━━━━━ GIVEN INFORMATION
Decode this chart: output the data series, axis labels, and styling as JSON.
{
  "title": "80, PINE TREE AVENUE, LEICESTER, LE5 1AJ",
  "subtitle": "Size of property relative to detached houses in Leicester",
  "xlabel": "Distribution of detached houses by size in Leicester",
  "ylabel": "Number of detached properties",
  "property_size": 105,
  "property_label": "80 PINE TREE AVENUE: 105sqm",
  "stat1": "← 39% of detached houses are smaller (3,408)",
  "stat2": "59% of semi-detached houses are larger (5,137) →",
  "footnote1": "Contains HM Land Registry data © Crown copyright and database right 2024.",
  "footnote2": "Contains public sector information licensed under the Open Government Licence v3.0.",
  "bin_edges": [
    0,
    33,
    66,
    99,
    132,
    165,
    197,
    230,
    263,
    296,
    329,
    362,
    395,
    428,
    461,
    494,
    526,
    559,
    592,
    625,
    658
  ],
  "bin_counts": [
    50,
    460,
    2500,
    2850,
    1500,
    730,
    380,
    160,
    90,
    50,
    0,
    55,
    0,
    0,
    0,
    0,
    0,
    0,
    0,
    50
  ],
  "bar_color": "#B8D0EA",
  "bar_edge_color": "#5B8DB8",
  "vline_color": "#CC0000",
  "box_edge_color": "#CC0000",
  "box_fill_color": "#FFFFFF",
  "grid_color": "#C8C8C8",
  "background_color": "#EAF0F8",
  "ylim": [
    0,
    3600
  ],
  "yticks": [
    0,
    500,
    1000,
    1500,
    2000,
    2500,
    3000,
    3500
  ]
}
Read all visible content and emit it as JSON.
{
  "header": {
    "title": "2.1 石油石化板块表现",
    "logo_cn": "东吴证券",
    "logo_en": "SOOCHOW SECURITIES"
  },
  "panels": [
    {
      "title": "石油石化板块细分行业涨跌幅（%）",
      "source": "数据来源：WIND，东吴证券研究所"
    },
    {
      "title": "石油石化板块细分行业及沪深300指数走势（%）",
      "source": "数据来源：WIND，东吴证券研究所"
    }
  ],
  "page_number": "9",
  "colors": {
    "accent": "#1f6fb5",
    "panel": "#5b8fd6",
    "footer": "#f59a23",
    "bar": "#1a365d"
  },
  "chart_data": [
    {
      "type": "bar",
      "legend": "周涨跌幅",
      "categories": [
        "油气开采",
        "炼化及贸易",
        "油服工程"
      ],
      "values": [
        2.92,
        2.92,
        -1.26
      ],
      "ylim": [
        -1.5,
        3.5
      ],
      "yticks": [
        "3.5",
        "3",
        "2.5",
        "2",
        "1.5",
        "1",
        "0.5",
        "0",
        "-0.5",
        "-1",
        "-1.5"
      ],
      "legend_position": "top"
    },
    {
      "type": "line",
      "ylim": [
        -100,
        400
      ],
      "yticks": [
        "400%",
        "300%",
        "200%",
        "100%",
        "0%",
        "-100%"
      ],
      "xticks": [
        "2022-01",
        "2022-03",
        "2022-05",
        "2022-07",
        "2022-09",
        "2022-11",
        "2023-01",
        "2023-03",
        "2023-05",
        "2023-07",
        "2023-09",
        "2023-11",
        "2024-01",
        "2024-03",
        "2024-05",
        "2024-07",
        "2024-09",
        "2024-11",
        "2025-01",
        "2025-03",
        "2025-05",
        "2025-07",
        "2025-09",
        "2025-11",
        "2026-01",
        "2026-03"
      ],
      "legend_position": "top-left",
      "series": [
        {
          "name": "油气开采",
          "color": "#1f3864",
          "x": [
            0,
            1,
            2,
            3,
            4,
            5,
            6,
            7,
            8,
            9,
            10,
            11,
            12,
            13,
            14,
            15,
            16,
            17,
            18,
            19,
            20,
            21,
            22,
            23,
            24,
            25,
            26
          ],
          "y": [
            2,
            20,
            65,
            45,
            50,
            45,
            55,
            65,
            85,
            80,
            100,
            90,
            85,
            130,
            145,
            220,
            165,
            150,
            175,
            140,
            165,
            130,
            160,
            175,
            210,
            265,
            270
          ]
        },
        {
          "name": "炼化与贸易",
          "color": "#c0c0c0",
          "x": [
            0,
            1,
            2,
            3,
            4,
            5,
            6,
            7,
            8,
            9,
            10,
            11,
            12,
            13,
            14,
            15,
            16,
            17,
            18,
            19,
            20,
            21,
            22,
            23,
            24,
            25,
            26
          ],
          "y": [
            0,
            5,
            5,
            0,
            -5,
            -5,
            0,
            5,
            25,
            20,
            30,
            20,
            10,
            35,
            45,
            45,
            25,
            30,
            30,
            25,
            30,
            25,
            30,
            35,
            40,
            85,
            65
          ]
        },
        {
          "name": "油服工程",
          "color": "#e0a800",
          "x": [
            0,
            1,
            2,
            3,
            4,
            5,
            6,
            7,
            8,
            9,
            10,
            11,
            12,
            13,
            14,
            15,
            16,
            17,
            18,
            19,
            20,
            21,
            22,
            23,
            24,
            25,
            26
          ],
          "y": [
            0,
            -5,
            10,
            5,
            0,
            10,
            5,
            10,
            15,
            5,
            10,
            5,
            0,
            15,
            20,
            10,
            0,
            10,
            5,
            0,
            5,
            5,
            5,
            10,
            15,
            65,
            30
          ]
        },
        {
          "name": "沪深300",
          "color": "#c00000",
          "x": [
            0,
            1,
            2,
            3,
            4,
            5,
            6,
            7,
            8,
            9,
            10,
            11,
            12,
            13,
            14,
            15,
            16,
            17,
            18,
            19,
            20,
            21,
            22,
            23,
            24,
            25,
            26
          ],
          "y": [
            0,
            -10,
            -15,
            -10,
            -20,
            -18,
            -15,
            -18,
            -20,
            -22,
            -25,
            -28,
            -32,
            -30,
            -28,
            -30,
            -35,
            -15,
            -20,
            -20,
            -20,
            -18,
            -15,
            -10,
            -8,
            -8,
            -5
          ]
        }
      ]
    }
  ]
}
━━━━━━━━━━
WHAT IS NEEDED - Write the listing out again, exactly as it reads.

SOLVED PROBLEM -
Decode this chart: output the data series, axis labels, and styling as JSON.
{
  "title": "80, PINE TREE AVENUE, LEICESTER, LE5 1AJ",
  "subtitle": "Size of property relative to detached houses in Leicester",
  "xlabel": "Distribution of detached houses by size in Leicester",
  "ylabel": "Number of detached properties",
  "property_size": 105,
  "property_label": "80 PINE TREE AVENUE: 105sqm",
  "stat1": "← 39% of detached houses are smaller (3,408)",
  "stat2": "59% of semi-detached houses are larger (5,137) →",
  "footnote1": "Contains HM Land Registry data © Crown copyright and database right 2024.",
  "footnote2": "Contains public sector information licensed under the Open Government Licence v3.0.",
  "bin_edges": [
    0,
    33,
    66,
    99,
    132,
    165,
    197,
    230,
    263,
    296,
    329,
    362,
    395,
    428,
    461,
    494,
    526,
    559,
    592,
    625,
    658
  ],
  "bin_counts": [
    50,
    460,
    2500,
    2850,
    1500,
    730,
    380,
    160,
    90,
    50,
    0,
    55,
    0,
    0,
    0,
    0,
    0,
    0,
    0,
    50
  ],
  "bar_color": "#B8D0EA",
  "bar_edge_color": "#5B8DB8",
  "vline_color": "#CC0000",
  "box_edge_color": "#CC0000",
  "box_fill_color": "#FFFFFF",
  "grid_color": "#C8C8C8",
  "background_color": "#EAF0F8",
  "ylim": [
    0,
    3600
  ],
  "yticks": [
    0,
    500,
    1000,
    1500,
    2000,
    2500,
    3000,
    3500
  ]
}
Read all visible content and emit it as JSON.
{
  "header": {
    "title": "2.1 石油石化板块表现",
    "logo_cn": "东吴证券",
    "logo_en": "SOOCHOW SECURITIES"
  },
  "panels": [
    {
      "title": "石油石化板块细分行业涨跌幅（%）",
      "source": "数据来源：WIND，东吴证券研究所"
    },
    {
      "title": "石油石化板块细分行业及沪深300指数走势（%）",
      "source": "数据来源：WIND，东吴证券研究所"
    }
  ],
  "page_number": "9",
  "colors": {
    "accent": "#1f6fb5",
    "panel": "#5b8fd6",
    "footer": "#f59a23",
    "bar": "#1a365d"
  },
  "chart_data": [
    {
      "type": "bar",
      "legend": "周涨跌幅",
      "categories": [
        "油气开采",
        "炼化及贸易",
        "油服工程"
      ],
      "values": [
        2.92,
        2.92,
        -1.26
      ],
      "ylim": [
        -1.5,
        3.5
      ],
      "yticks": [
        "3.5",
        "3",
        "2.5",
        "2",
        "1.5",
        "1",
        "0.5",
        "0",
        "-0.5",
        "-1",
        "-1.5"
      ],
      "legend_position": "top"
    },
    {
      "type": "line",
      "ylim": [
        -100,
        400
      ],
      "yticks": [
        "400%",
        "300%",
        "200%",
        "100%",
        "0%",
        "-100%"
      ],
      "xticks": [
        "2022-01",
        "2022-03",
        "2022-05",
        "2022-07",
        "2022-09",
        "2022-11",
        "2023-01",
        "2023-03",
        "2023-05",
        "2023-07",
        "2023-09",
        "2023-11",
        "2024-01",
        "2024-03",
        "2024-05",
        "2024-07",
        "2024-09",
        "2024-11",
        "2025-01",
        "2025-03",
        "2025-05",
        "2025-07",
        "2025-09",
        "2025-11",
        "2026-01",
        "2026-03"
      ],
      "legend_position": "top-left",
      "series": [
        {
          "name": "油气开采",
          "color": "#1f3864",
          "x": [
            0,
            1,
            2,
            3,
            4,
            5,
            6,
            7,
            8,
            9,
            10,
            11,
            12,
            13,
            14,
            15,
            16,
            17,
            18,
            19,
            20,
            21,
            22,
            23,
            24,
            25,
            26
          ],
          "y": [
            2,
            20,
            65,
            45,
            50,
            45,
            55,
            65,
            85,
            80,
            100,
            90,
            85,
            130,
            145,
            220,
            165,
            150,
            175,
            140,
            165,
            130,
            160,
            175,
            210,
            265,
            270
          ]
        },
        {
          "name": "炼化与贸易",
          "color": "#c0c0c0",
          "x": [
            0,
            1,
            2,
            3,
            4,
            5,
            6,
            7,
            8,
            9,
            10,
            11,
            12,
            13,
            14,
            15,
            16,
            17,
            18,
            19,
            20,
            21,
            22,
            23,
            24,
            25,
            26
          ],
          "y": [
            0,
            5,
            5,
            0,
            -5,
            -5,
            0,
            5,
            25,
            20,
            30,
            20,
            10,
            35,
            45,
            45,
            25,
            30,
            30,
            25,
            30,
            25,
            30,
            35,
            40,
            85,
            65
          ]
        },
        {
          "name": "油服工程",
          "color": "#e0a800",
          "x": [
            0,
            1,
            2,
            3,
            4,
            5,
            6,
            7,
            8,
            9,
            10,
            11,
            12,
            13,
            14,
            15,
            16,
            17,
            18,
            19,
            20,
            21,
            22,
            23,
            24,
            25,
            26
          ],
          "y": [
            0,
            -5,
            10,
            5,
            0,
            10,
            5,
            10,
            15,
            5,
            10,
            5,
            0,
            15,
            20,
            10,
            0,
            10,
            5,
            0,
            5,
            5,
            5,
            10,
            15,
            65,
            30
          ]
        },
        {
          "name": "沪深300",
          "color": "#c00000",
          "x": [
            0,
            1,
            2,
            3,
            4,
            5,
            6,
            7,
            8,
            9,
            10,
            11,
            12,
            13,
            14,
            15,
            16,
            17,
            18,
            19,
            20,
            21,
            22,
            23,
            24,
            25,
            26
          ],
          "y": [
            0,
            -10,
            -15,
            -10,
            -20,
            -18,
            -15,
            -18,
            -20,
            -22,
            -25,
            -28,
            -32,
            -30,
            -28,
            -30,
            -35,
            -15,
            -20,
            -20,
            -20,
            -18,
            -15,
            -10,
            -8,
            -8,
            -5
          ]
        }
      ]
    }
  ]
}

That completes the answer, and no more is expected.